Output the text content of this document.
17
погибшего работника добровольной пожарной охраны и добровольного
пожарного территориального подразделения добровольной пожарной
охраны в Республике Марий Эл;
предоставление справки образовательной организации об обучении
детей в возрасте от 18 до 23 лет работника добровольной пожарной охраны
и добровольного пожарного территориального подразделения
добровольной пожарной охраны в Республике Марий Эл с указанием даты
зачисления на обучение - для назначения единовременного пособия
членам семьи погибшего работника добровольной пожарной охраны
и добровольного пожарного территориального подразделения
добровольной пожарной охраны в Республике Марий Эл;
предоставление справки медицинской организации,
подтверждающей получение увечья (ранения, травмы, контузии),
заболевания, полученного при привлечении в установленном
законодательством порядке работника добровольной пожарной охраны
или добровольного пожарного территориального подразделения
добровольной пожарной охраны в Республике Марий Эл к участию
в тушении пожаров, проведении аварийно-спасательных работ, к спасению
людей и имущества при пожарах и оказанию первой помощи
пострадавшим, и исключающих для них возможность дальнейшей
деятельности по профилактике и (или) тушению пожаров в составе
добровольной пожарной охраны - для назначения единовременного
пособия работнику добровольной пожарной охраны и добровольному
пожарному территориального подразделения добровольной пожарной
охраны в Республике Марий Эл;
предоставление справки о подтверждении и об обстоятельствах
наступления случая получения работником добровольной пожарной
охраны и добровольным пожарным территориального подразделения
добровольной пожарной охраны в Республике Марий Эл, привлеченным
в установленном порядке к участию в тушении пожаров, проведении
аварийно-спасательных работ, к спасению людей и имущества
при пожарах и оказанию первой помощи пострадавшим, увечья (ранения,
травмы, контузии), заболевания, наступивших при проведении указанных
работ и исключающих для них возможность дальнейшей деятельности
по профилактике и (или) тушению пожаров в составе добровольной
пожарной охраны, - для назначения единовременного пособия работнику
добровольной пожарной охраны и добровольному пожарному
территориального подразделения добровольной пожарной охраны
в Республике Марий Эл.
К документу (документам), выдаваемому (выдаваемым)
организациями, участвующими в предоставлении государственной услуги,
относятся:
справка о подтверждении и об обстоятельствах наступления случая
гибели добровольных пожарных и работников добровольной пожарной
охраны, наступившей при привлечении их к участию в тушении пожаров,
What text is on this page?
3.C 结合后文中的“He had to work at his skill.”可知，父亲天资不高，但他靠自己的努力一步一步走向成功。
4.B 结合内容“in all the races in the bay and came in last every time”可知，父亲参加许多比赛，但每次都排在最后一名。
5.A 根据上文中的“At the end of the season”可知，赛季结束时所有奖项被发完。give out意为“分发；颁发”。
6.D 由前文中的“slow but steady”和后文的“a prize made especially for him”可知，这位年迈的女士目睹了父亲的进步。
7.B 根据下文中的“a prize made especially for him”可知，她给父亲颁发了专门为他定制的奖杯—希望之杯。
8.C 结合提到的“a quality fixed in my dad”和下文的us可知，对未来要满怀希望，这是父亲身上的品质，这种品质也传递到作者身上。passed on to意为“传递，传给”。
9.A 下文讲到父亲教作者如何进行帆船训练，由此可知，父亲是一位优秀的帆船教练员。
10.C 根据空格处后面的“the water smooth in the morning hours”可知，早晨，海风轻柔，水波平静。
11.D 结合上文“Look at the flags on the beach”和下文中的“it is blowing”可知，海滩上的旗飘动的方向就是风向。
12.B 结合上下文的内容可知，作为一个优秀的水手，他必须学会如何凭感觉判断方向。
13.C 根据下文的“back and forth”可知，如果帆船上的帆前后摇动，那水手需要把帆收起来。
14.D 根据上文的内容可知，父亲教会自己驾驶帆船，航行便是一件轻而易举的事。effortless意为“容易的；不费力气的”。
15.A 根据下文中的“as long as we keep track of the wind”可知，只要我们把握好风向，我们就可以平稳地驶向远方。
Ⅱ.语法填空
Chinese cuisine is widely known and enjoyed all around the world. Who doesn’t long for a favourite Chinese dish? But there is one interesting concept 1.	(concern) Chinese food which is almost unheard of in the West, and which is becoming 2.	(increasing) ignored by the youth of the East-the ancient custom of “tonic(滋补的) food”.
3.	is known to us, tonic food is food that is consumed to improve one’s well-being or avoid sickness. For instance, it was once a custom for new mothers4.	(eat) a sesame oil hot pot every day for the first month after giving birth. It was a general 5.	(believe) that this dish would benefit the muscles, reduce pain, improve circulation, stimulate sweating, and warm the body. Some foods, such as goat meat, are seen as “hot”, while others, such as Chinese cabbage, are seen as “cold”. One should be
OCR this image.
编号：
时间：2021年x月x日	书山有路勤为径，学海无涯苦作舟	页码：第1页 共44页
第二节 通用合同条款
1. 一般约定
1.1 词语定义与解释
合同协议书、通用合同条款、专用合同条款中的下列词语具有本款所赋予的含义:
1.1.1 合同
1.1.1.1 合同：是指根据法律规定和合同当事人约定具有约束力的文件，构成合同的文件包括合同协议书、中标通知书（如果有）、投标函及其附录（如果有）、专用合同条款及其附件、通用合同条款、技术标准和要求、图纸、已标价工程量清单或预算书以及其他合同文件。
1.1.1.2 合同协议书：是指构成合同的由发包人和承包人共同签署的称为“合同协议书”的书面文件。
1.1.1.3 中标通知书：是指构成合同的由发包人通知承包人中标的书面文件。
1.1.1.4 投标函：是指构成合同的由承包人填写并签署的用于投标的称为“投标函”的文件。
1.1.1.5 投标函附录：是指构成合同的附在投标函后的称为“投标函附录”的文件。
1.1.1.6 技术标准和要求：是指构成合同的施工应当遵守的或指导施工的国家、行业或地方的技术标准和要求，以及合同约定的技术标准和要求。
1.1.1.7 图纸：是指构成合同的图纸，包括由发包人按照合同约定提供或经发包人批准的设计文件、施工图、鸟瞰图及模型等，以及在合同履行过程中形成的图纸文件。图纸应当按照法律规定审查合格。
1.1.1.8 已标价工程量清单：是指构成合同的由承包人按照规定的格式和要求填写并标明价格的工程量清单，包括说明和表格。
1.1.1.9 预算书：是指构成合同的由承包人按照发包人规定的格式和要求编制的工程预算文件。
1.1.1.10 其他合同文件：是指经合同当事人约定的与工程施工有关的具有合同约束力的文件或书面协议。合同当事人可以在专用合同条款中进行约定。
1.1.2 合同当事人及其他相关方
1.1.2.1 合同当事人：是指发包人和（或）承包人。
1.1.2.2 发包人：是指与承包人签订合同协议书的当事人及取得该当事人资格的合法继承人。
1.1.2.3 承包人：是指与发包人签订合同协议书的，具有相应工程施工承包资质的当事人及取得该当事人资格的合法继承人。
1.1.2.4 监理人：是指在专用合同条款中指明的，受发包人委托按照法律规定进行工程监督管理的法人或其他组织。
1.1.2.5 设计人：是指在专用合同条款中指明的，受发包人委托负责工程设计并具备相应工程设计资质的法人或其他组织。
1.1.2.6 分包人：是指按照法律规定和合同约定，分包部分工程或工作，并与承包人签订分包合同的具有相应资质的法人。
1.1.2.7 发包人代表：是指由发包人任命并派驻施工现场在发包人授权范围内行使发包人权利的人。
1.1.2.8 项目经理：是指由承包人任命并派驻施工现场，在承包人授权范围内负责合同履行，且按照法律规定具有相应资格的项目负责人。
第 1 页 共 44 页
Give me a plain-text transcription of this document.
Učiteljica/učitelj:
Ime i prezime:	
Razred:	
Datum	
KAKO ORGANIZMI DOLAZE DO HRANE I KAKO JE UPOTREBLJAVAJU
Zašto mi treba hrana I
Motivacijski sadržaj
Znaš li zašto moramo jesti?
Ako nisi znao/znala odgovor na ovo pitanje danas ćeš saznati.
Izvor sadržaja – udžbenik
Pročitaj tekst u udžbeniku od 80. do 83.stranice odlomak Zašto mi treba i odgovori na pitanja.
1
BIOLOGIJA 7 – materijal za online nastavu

## [THE PROBLEM]
Please reproduce every line of the material word for word.

## [TASK SOLUTION]
Output the text content of this document.
17
погибшего работника добровольной пожарной охраны и добровольного
пожарного территориального подразделения добровольной пожарной
охраны в Республике Марий Эл;
предоставление справки образовательной организации об обучении
детей в возрасте от 18 до 23 лет работника добровольной пожарной охраны
и добровольного пожарного территориального подразделения
добровольной пожарной охраны в Республике Марий Эл с указанием даты
зачисления на обучение - для назначения единовременного пособия
членам семьи погибшего работника добровольной пожарной охраны
и добровольного пожарного территориального подразделения
добровольной пожарной охраны в Республике Марий Эл;
предоставление справки медицинской организации,
подтверждающей получение увечья (ранения, травмы, контузии),
заболевания, полученного при привлечении в установленном
законодательством порядке работника добровольной пожарной охраны
или добровольного пожарного территориального подразделения
добровольной пожарной охраны в Республике Марий Эл к участию
в тушении пожаров, проведении аварийно-спасательных работ, к спасению
людей и имущества при пожарах и оказанию первой помощи
пострадавшим, и исключающих для них возможность дальнейшей
деятельности по профилактике и (или) тушению пожаров в составе
добровольной пожарной охраны - для назначения единовременного
пособия работнику добровольной пожарной охраны и добровольному
пожарному территориального подразделения добровольной пожарной
охраны в Республике Марий Эл;
предоставление справки о подтверждении и об обстоятельствах
наступления случая получения работником добровольной пожарной
охраны и добровольным пожарным территориального подразделения
добровольной пожарной охраны в Республике Марий Эл, привлеченным
в установленном порядке к участию в тушении пожаров, проведении
аварийно-спасательных работ, к спасению людей и имущества
при пожарах и оказанию первой помощи пострадавшим, увечья (ранения,
травмы, контузии), заболевания, наступивших при проведении указанных
работ и исключающих для них возможность дальнейшей деятельности
по профилактике и (или) тушению пожаров в составе добровольной
пожарной охраны, - для назначения единовременного пособия работнику
добровольной пожарной охраны и добровольному пожарному
территориального подразделения добровольной пожарной охраны
в Республике Марий Эл.
К документу (документам), выдаваемому (выдаваемым)
организациями, участвующими в предоставлении государственной услуги,
относятся:
справка о подтверждении и об обстоятельствах наступления случая
гибели добровольных пожарных и работников добровольной пожарной
охраны, наступившей при привлечении их к участию в тушении пожаров,
What text is on this page?
3.C 结合后文中的“He had to work at his skill.”可知，父亲天资不高，但他靠自己的努力一步一步走向成功。
4.B 结合内容“in all the races in the bay and came in last every time”可知，父亲参加许多比赛，但每次都排在最后一名。
5.A 根据上文中的“At the end of the season”可知，赛季结束时所有奖项被发完。give out意为“分发；颁发”。
6.D 由前文中的“slow but steady”和后文的“a prize made especially for him”可知，这位年迈的女士目睹了父亲的进步。
7.B 根据下文中的“a prize made especially for him”可知，她给父亲颁发了专门为他定制的奖杯—希望之杯。
8.C 结合提到的“a quality fixed in my dad”和下文的us可知，对未来要满怀希望，这是父亲身上的品质，这种品质也传递到作者身上。passed on to意为“传递，传给”。
9.A 下文讲到父亲教作者如何进行帆船训练，由此可知，父亲是一位优秀的帆船教练员。
10.C 根据空格处后面的“the water smooth in the morning hours”可知，早晨，海风轻柔，水波平静。
11.D 结合上文“Look at the flags on the beach”和下文中的“it is blowing”可知，海滩上的旗飘动的方向就是风向。
12.B 结合上下文的内容可知，作为一个优秀的水手，他必须学会如何凭感觉判断方向。
13.C 根据下文的“back and forth”可知，如果帆船上的帆前后摇动，那水手需要把帆收起来。
14.D 根据上文的内容可知，父亲教会自己驾驶帆船，航行便是一件轻而易举的事。effortless意为“容易的；不费力气的”。
15.A 根据下文中的“as long as we keep track of the wind”可知，只要我们把握好风向，我们就可以平稳地驶向远方。
Ⅱ.语法填空
Chinese cuisine is widely known and enjoyed all around the world. Who doesn’t long for a favourite Chinese dish? But there is one interesting concept 1.	(concern) Chinese food which is almost unheard of in the West, and which is becoming 2.	(increasing) ignored by the youth of the East-the ancient custom of “tonic(滋补的) food”.
3.	is known to us, tonic food is food that is consumed to improve one’s well-being or avoid sickness. For instance, it was once a custom for new mothers4.	(eat) a sesame oil hot pot every day for the first month after giving birth. It was a general 5.	(believe) that this dish would benefit the muscles, reduce pain, improve circulation, stimulate sweating, and warm the body. Some foods, such as goat meat, are seen as “hot”, while others, such as Chinese cabbage, are seen as “cold”. One should be
OCR this image.
编号：
时间：2021年x月x日	书山有路勤为径，学海无涯苦作舟	页码：第1页 共44页
第二节 通用合同条款
1. 一般约定
1.1 词语定义与解释
合同协议书、通用合同条款、专用合同条款中的下列词语具有本款所赋予的含义:
1.1.1 合同
1.1.1.1 合同：是指根据法律规定和合同当事人约定具有约束力的文件，构成合同的文件包括合同协议书、中标通知书（如果有）、投标函及其附录（如果有）、专用合同条款及其附件、通用合同条款、技术标准和要求、图纸、已标价工程量清单或预算书以及其他合同文件。
1.1.1.2 合同协议书：是指构成合同的由发包人和承包人共同签署的称为“合同协议书”的书面文件。
1.1.1.3 中标通知书：是指构成合同的由发包人通知承包人中标的书面文件。
1.1.1.4 投标函：是指构成合同的由承包人填写并签署的用于投标的称为“投标函”的文件。
1.1.1.5 投标函附录：是指构成合同的附在投标函后的称为“投标函附录”的文件。
1.1.1.6 技术标准和要求：是指构成合同的施工应当遵守的或指导施工的国家、行业或地方的技术标准和要求，以及合同约定的技术标准和要求。
1.1.1.7 图纸：是指构成合同的图纸，包括由发包人按照合同约定提供或经发包人批准的设计文件、施工图、鸟瞰图及模型等，以及在合同履行过程中形成的图纸文件。图纸应当按照法律规定审查合格。
1.1.1.8 已标价工程量清单：是指构成合同的由承包人按照规定的格式和要求填写并标明价格的工程量清单，包括说明和表格。
1.1.1.9 预算书：是指构成合同的由承包人按照发包人规定的格式和要求编制的工程预算文件。
1.1.1.10 其他合同文件：是指经合同当事人约定的与工程施工有关的具有合同约束力的文件或书面协议。合同当事人可以在专用合同条款中进行约定。
1.1.2 合同当事人及其他相关方
1.1.2.1 合同当事人：是指发包人和（或）承包人。
1.1.2.2 发包人：是指与承包人签订合同协议书的当事人及取得该当事人资格的合法继承人。
1.1.2.3 承包人：是指与发包人签订合同协议书的，具有相应工程施工承包资质的当事人及取得该当事人资格的合法继承人。
1.1.2.4 监理人：是指在专用合同条款中指明的，受发包人委托按照法律规定进行工程监督管理的法人或其他组织。
1.1.2.5 设计人：是指在专用合同条款中指明的，受发包人委托负责工程设计并具备相应工程设计资质的法人或其他组织。
1.1.2.6 分包人：是指按照法律规定和合同约定，分包部分工程或工作，并与承包人签订分包合同的具有相应资质的法人。
1.1.2.7 发包人代表：是指由发包人任命并派驻施工现场在发包人授权范围内行使发包人权利的人。
1.1.2.8 项目经理：是指由承包人任命并派驻施工现场，在承包人授权范围内负责合同履行，且按照法律规定具有相应资格的项目负责人。
第 1 页 共 44 页
Give me a plain-text transcription of this document.
Učiteljica/učitelj:
Ime i prezime:	
Razred:	
Datum	
KAKO ORGANIZMI DOLAZE DO HRANE I KAKO JE UPOTREBLJAVAJU
Zašto mi treba hrana I
Motivacijski sadržaj
Znaš li zašto moramo jesti?
Ako nisi znao/znala odgovor na ovo pitanje danas ćeš saznati.
Izvor sadržaja – udžbenik
Pročitaj tekst u udžbeniku od 80. do 83.stranice odlomak Zašto mi treba i odgovori na pitanja.
1
BIOLOGIJA 7 – materijal za online nastavu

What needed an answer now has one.